:: Given information

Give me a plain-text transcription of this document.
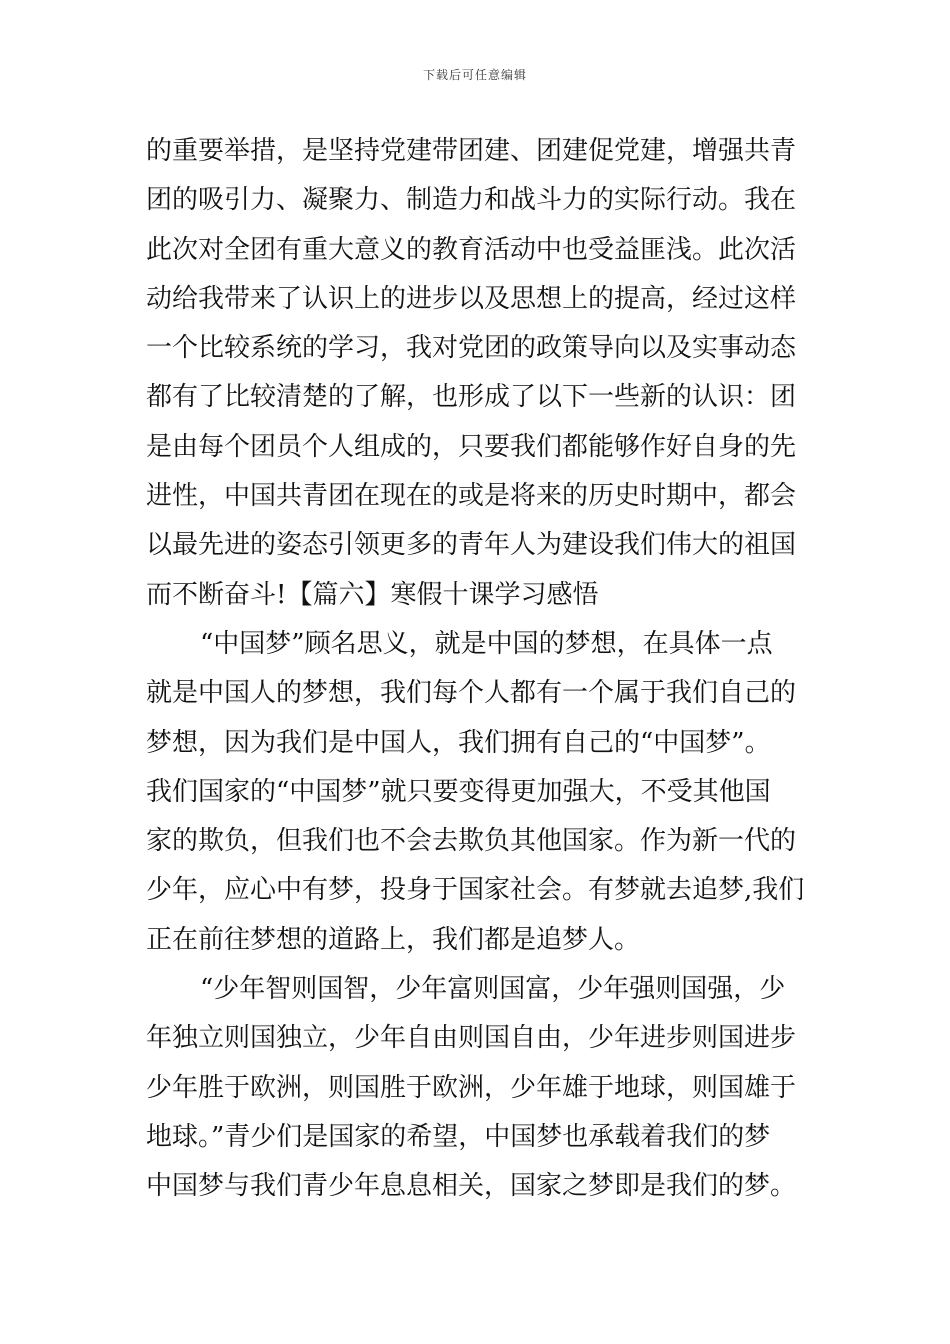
下载后可任意编辑
的重要举措，是坚持党建带团建、团建促党建，增强共青
团的吸引力、凝聚力、制造力和战斗力的实际行动。我在
此次对全团有重大意义的教育活动中也受益匪浅。此次活
动给我带来了认识上的进步以及思想上的提高，经过这样
一个比较系统的学习，我对党团的政策导向以及实事动态
都有了比较清楚的了解，也形成了以下一些新的认识：团
是由每个团员个人组成的，只要我们都能够作好自身的先
进性，中国共青团在现在的或是将来的历史时期中，都会
以最先进的姿态引领更多的青年人为建设我们伟大的祖国
而不断奋斗!【篇六】寒假十课学习感悟
“中国梦”顾名思义，就是中国的梦想，在具体一点
就是中国人的梦想，我们每个人都有一个属于我们自己的
梦想，因为我们是中国人，我们拥有自己的“中国梦”。
我们国家的“中国梦”就只要变得更加强大，不受其他国
家的欺负，但我们也不会去欺负其他国家。作为新一代的
少年，应心中有梦，投身于国家社会。有梦就去追梦,我们
正在前往梦想的道路上，我们都是追梦人。
“少年智则国智，少年富则国富，少年强则国强，少
年独立则国独立，少年自由则国自由，少年进步则国进步
少年胜于欧洲，则国胜于欧洲，少年雄于地球，则国雄于
地球。”青少们是国家的希望，中国梦也承载着我们的梦
中国梦与我们青少年息息相关，国家之梦即是我们的梦。
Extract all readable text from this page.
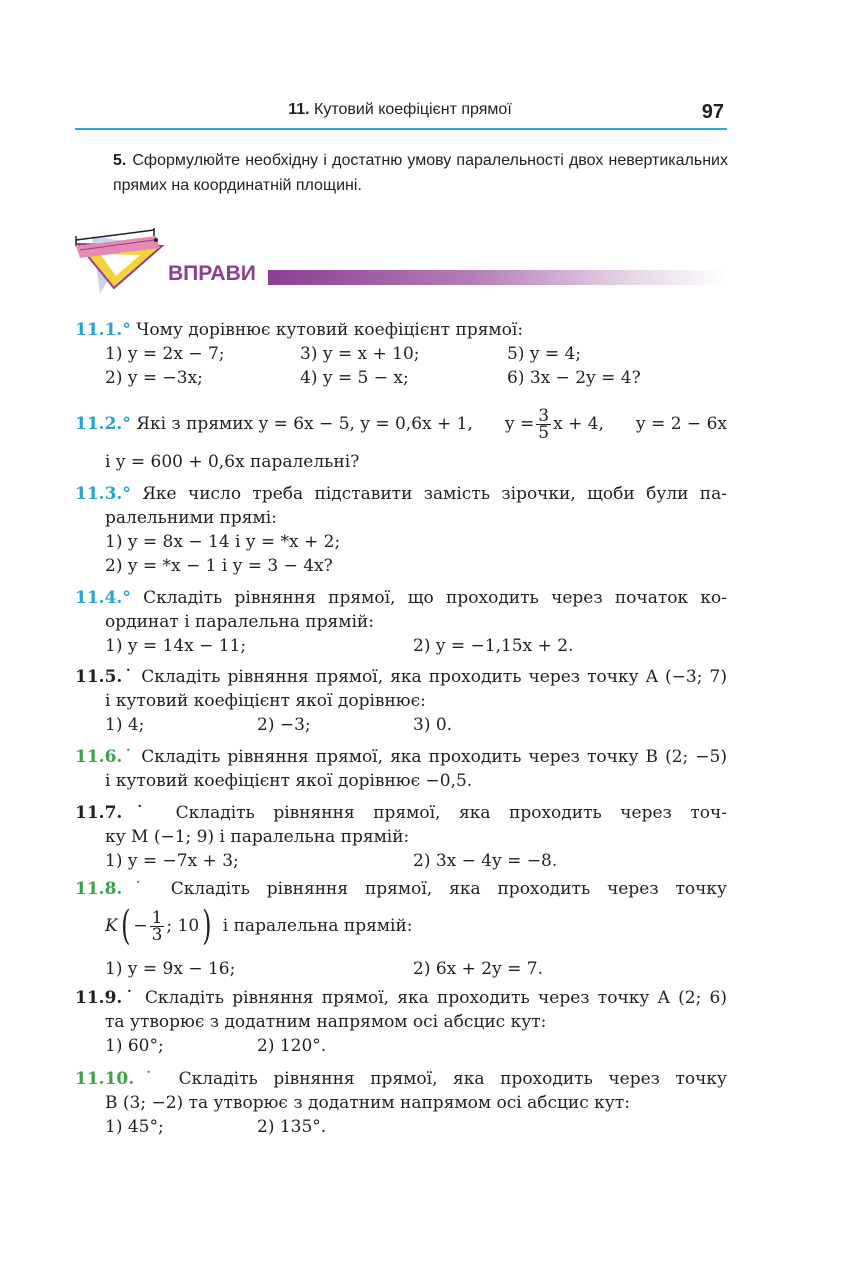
11. Кутовий коефіцієнт прямої	97
5. Сформулюйте необхідну і достатню умову паралельності двох невертикальних прямих на координатній площині.
ВПРАВИ
11.1.° Чому дорівнює кутовий коефіцієнт прямої:
1) y = 2x − 7;	3) y = x + 10;	5) y = 4;
2) y = −3x;	4) y = 5 − x;	6) 3x − 2y = 4?
11.2.° Які з прямих y = 6x − 5, y = 0,6x + 1, $y = \frac{3}{5}$ x + 4, y = 2 − 6x
і y = 600 + 0,6x паралельні?
11.3.° Яке число треба підставити замість зірочки, щоби були па-
ралельними прямі:
1) y = 8x − 14 і y = *x + 2;
2) y = *x − 1 і y = 3 − 4x?
11.4.° Складіть рівняння прямої, що проходить через початок ко-
ординат і паралельна прямій:
1) y = 14x − 11;	2) y = −1,15x + 2.
11.5.˙ Складіть рівняння прямої, яка проходить через точку A (−3; 7)
і кутовий коефіцієнт якої дорівнює:
1) 4;	2) −3;	3) 0.
11.6.˙ Складіть рівняння прямої, яка проходить через точку B (2; −5)
і кутовий коефіцієнт якої дорівнює −0,5.
11.7.˙ Складіть рівняння прямої, яка проходить через точ-
ку M (−1; 9) і паралельна прямій:
1) y = −7x + 3;	2) 3x − 4y = −8.
11.8.˙ Складіть рівняння прямої, яка проходить через точку
K ( − $\frac{1}{3}$ ; 10 ) і паралельна прямій:
1) y = 9x − 16;	2) 6x + 2y = 7.
11.9.˙ Складіть рівняння прямої, яка проходить через точку A (2; 6)
та утворює з додатним напрямом осі абсцис кут:
1) 60°;	2) 120°.
11.10.˙ Складіть рівняння прямої, яка проходить через точку
B (3; −2) та утворює з додатним напрямом осі абсцис кут:
1) 45°;	2) 135°.
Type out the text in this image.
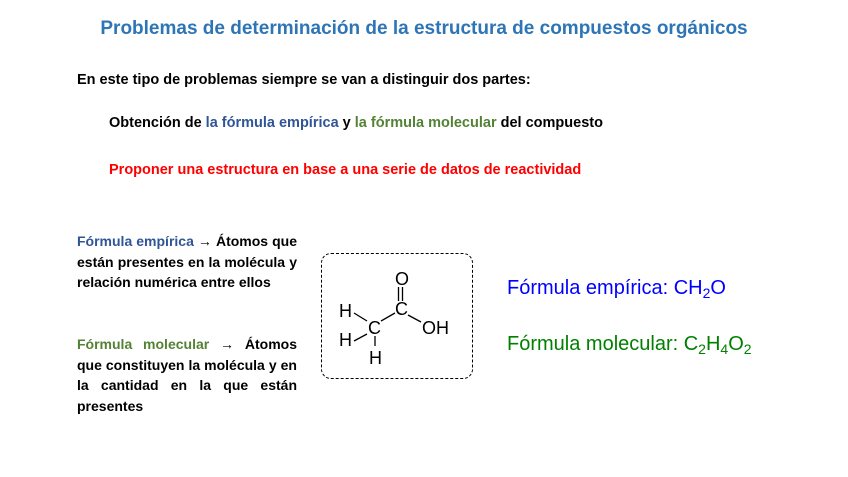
Problemas de determinación de la estructura de compuestos orgánicos
En este tipo de problemas siempre se van a distinguir dos partes:
Obtención de la fórmula empírica y la fórmula molecular del compuesto
Proponer una estructura en base a una serie de datos de reactividad
Fórmula empírica → Átomos que están presentes en la molécula y relación numérica entre ellos
Fórmula molecular → Átomos que constituyen la molécula y en la cantidad en la que están presentes
O
H C
C OH
H
H
Fórmula empírica: $CH_2O$
Fórmula molecular: $C_2H_4O_2$
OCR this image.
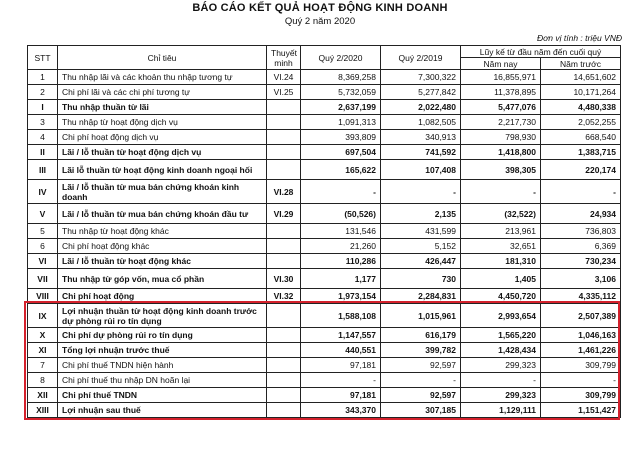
BÁO CÁO KẾT QUẢ HOẠT ĐỘNG KINH DOANH
Quý 2 năm 2020
Đơn vị tính : triệu VNĐ
STT	Chỉ tiêu	Thuyết minh	Quý 2/2020	Quý 2/2019	Lũy kế từ đầu năm đến cuối quý	
					Năm nay	Năm trước
1	Thu nhập lãi và các khoản thu nhập tương tự	VI.24	8,369,258	7,300,322	16,855,971	14,651,602
2	Chi phí lãi và các chi phí tương tự	VI.25	5,732,059	5,277,842	11,378,895	10,171,264
I	Thu nhập thuần từ lãi		2,637,199	2,022,480	5,477,076	4,480,338
3	Thu nhập từ hoạt động dịch vụ		1,091,313	1,082,505	2,217,730	2,052,255
4	Chi phí hoạt động dịch vụ		393,809	340,913	798,930	668,540
II	Lãi / lỗ thuần từ hoạt động dịch vụ		697,504	741,592	1,418,800	1,383,715
III	Lãi lỗ thuần từ hoạt động kinh doanh ngoại hối		165,622	107,408	398,305	220,174
IV	Lãi / lỗ thuần từ mua bán chứng khoán kinh doanh	VI.28	-	-	-	-
V	Lãi / lỗ thuần từ mua bán chứng khoán đầu tư	VI.29	(50,526)	2,135	(32,522)	24,934
5	Thu nhập từ hoạt động khác		131,546	431,599	213,961	736,803
6	Chi phí hoạt động khác		21,260	5,152	32,651	6,369
VI	Lãi / lỗ thuần từ hoạt động khác		110,286	426,447	181,310	730,234
VII	Thu nhập từ góp vốn, mua cổ phần	VI.30	1,177	730	1,405	3,106
VIII	Chi phí hoạt động	VI.32	1,973,154	2,284,831	4,450,720	4,335,112
IX	Lợi nhuận thuần từ hoạt động kinh doanh trước dự phòng rủi ro tín dụng		1,588,108	1,015,961	2,993,654	2,507,389
X	Chi phí dự phòng rủi ro tín dụng		1,147,557	616,179	1,565,220	1,046,163
XI	Tổng lợi nhuận trước thuế		440,551	399,782	1,428,434	1,461,226
7	Chi phí thuế TNDN hiện hành		97,181	92,597	299,323	309,799
8	Chi phí thuế thu nhập DN hoãn lại		-	-	-	-
XII	Chi phí thuế TNDN		97,181	92,597	299,323	309,799
XIII	Lợi nhuận sau thuế		343,370	307,185	1,129,111	1,151,427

::::

Short task:
Find every line that has "через" in it, then return those lines.

Worked answer:
11.4.° Складіть рівняння прямої, що проходить через початок ко-
11.5.˙ Складіть рівняння прямої, яка проходить через точку A (−3; 7)
11.6.˙ Складіть рівняння прямої, яка проходить через точку B (2; −5)
11.7.˙ Складіть рівняння прямої, яка проходить через точ-
11.8.˙ Складіть рівняння прямої, яка проходить через точку
11.9.˙ Складіть рівняння прямої, яка проходить через точку A (2; 6)
11.10.˙ Складіть рівняння прямої, яка проходить через точку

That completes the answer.